↓

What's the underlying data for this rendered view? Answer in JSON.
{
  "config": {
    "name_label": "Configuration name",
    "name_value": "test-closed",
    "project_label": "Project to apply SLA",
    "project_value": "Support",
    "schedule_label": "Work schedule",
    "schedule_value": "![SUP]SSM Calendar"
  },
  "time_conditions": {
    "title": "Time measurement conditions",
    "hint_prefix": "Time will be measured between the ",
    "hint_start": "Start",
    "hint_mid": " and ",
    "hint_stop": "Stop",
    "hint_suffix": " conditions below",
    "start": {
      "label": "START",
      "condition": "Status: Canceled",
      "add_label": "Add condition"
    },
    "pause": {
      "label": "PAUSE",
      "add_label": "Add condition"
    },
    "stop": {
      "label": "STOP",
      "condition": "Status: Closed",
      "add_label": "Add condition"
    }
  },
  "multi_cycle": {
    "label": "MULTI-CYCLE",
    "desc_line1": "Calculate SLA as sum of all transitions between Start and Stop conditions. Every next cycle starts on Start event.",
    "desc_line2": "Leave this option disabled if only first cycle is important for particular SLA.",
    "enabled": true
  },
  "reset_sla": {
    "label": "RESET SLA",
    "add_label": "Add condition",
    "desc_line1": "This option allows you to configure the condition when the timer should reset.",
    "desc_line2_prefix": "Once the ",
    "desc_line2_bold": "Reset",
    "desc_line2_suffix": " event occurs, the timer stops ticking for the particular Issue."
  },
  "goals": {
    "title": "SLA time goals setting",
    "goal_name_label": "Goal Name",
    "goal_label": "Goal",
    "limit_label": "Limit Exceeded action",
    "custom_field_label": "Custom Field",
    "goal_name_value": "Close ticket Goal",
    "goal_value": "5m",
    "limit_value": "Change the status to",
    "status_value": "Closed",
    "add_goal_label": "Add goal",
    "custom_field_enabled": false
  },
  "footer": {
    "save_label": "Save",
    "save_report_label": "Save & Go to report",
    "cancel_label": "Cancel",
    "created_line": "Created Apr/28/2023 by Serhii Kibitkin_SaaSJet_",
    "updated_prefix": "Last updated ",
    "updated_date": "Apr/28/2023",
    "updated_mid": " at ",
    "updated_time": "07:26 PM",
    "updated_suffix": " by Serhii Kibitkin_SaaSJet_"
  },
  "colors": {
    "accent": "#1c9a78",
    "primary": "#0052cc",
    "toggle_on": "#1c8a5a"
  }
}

↑

= REQUIREMENTS =
Out of the material above, select every line that holds the string "Save".

= RESULT BELOW =
    "save_label": "Save",
    "save_report_label": "Save & Go to report",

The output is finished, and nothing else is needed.